Mostra personale PIETRO RUBELLINI
Mostre, Firenze, 19 aprile 2019
Pietro Rubellini è un artista ma non è un pittore.
Pietro Rubellini compie i suoi studi medi inferiori e superiori frequentando la classe di violino del Maestro Gamberini al Cherubini di Firenze e la scuola d’arte che all’epoca a questo era annessa sviluppando anche una passione per le arti figurative.
Dopo l’iscrizione all’Università e la Laurea per alcuni anni lavora come session man e come compositore arrangiatore con la casa editrice musicale “Materiali Sonori” partecipando a diversi progetti di musica cosiddetta d’avanguardia con vari artisti Italiani ed internazionali. A metà degli anni ‘90 abbandona l’attività musicale ed inizia a lavorare nella pubblica amministrazione nel settore ambientale. Conosce però due giovani artisti e professori dell’Accademia di Firenze, Anna Tondo ed Adriano Bimbi e soprattutto frequentando l’atelier di quest’ultimo ritrova la vecchia passione per la pittura.
Da quel momento comincia a dipingere ispirandosi a tutte le sollecitazioni, gli stimoli, le persone di tutte le razze ed i continenti incontrate nella sua carriera musicale. Nascono così i primi dipinti dedicati a personaggi e forme biologiche, per scelta primitivamente africani nei tratti e nella primarietà dei colori, per passare poi ad una fase dedicata alla decontestualizzazione di particolari biologici (gomiti che diventano zampe di cavallette o mani che diventano chele di granchio) per approdare infine ad una serie di personaggi, con proporzioni corporee tribali, che rappresentano Pietro ma anche tutti noi che nella vita di ogni giorno siamo Cristi, poi Santi ed anche guerrieri e guerriere.
Pietro non è un pittore ma spera con queste sue opere di suscitare almeno curiosità ed emozioni, obiettivo minimalista ma ambizioso di ogni forma espressiva.
La mostra è presentata da Enrico Loretti, la persona con la più alta sensibilità artistica ma al tempo stesso con il più raffinato senso dello humour, novello Groucho Marx, che si potesse trovare e quindi evidentemente il più adatto a presentare con sufficiente “leggerezza” questa macedonia iterculturale, interraziale ed interpersonale.

■ COSA SI CHIEDE
• A. Elenca tutte le persone citate per nome nel testo sulla mostra di Pietro Rubellini, escluso l'artista stesso.
• B. Trascrivi il passo del testo sulla mostra di Pietro Rubellini che comincia con "Da quel momento" e termina con "ogni forma espressiva.".

■ VOCI DEL DATASET
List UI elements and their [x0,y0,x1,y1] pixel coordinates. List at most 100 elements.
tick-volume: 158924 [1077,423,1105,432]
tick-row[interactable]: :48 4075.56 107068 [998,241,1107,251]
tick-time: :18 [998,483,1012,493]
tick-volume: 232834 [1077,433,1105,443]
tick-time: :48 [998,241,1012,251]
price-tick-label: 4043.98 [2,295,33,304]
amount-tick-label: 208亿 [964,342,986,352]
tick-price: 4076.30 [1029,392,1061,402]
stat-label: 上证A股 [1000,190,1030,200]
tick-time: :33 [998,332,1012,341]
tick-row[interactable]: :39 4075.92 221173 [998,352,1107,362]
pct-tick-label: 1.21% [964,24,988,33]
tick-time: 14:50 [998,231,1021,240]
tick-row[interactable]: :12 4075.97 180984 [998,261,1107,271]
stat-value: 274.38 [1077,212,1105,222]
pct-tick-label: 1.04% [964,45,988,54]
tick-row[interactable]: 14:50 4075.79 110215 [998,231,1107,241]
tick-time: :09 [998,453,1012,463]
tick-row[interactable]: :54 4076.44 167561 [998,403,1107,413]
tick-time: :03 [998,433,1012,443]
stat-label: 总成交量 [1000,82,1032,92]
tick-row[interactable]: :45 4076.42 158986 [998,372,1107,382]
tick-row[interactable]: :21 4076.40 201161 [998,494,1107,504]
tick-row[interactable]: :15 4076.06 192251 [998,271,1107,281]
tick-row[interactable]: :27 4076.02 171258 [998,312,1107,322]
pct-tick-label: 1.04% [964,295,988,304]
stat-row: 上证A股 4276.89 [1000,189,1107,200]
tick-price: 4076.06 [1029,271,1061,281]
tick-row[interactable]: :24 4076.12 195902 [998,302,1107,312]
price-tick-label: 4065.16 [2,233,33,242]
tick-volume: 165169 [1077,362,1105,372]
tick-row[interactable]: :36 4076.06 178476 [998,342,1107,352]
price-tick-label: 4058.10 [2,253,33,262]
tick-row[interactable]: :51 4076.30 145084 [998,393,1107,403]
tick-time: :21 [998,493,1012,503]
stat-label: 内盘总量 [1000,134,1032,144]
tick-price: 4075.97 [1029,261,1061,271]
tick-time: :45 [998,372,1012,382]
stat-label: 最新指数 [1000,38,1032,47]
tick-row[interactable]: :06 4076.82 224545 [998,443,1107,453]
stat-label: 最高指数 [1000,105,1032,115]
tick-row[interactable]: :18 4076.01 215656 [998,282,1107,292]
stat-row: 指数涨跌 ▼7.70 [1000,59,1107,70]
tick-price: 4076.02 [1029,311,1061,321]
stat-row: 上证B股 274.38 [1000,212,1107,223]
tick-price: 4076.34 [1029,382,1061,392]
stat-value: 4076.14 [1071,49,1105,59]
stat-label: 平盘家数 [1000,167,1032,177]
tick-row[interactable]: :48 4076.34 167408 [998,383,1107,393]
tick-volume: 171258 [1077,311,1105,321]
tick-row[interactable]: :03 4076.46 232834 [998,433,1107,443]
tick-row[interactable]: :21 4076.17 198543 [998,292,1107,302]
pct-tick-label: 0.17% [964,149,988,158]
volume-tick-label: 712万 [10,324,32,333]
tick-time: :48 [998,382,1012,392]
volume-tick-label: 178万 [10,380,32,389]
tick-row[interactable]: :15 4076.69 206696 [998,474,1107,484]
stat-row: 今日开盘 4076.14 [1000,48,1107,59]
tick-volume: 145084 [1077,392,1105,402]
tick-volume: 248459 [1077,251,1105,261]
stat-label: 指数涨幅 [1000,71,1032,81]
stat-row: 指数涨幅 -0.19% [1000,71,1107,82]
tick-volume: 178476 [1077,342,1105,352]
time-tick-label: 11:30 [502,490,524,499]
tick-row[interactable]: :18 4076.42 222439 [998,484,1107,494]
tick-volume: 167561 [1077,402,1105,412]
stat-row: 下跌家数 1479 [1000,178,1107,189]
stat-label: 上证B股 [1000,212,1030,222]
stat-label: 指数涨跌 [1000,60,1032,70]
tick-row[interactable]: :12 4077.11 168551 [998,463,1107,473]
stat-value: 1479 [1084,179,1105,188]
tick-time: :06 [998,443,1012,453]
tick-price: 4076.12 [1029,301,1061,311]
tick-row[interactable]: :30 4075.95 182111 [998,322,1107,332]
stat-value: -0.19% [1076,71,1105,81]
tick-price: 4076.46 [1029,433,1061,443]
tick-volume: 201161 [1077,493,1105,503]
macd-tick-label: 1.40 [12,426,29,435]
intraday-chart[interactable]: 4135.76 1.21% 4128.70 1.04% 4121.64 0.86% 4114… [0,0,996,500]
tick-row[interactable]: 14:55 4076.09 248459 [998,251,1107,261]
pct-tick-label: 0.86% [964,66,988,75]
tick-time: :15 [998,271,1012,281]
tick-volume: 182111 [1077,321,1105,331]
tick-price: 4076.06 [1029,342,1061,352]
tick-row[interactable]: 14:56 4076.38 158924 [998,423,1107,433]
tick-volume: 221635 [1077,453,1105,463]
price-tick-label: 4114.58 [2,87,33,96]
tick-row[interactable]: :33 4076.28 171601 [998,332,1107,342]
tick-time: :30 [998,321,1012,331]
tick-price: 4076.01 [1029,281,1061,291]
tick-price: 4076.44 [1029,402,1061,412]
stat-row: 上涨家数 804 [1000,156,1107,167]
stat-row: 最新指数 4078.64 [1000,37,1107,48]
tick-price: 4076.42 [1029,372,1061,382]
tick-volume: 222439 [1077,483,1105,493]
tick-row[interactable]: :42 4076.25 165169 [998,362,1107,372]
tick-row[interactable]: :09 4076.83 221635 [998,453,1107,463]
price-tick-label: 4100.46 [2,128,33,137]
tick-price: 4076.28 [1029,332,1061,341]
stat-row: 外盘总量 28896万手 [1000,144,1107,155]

■ RISPOSTE AI COMPITI
• A.
Maestro Gamberini
Anna Tondo
Adriano Bimbi
Enrico Loretti
Groucho Marx

• B.
Da quel momento comincia a dipingere ispirandosi a tutte le sollecitazioni, gli stimoli, le persone di tutte le razze ed i continenti incontrate nella sua carriera musicale. Nascono così i primi dipinti dedicati a personaggi e forme biologiche, per scelta primitivamente africani nei tratti e nella primarietà dei colori, per passare poi ad una fase dedicata alla decontestualizzazione di particolari biologici (gomiti che diventano zampe di cavallette o mani che diventano chele di granchio) per approdare infine ad una serie di personaggi, con proporzioni corporee tribali, che rappresentano Pietro ma anche tutti noi che nella vita di ogni giorno siamo Cristi, poi Santi ed anche guerrieri e guerriere.
Pietro non è un pittore ma spera con queste sue opere di suscitare almeno curiosità ed emozioni, obiettivo minimalista ma ambizioso di ogni forma espressiva.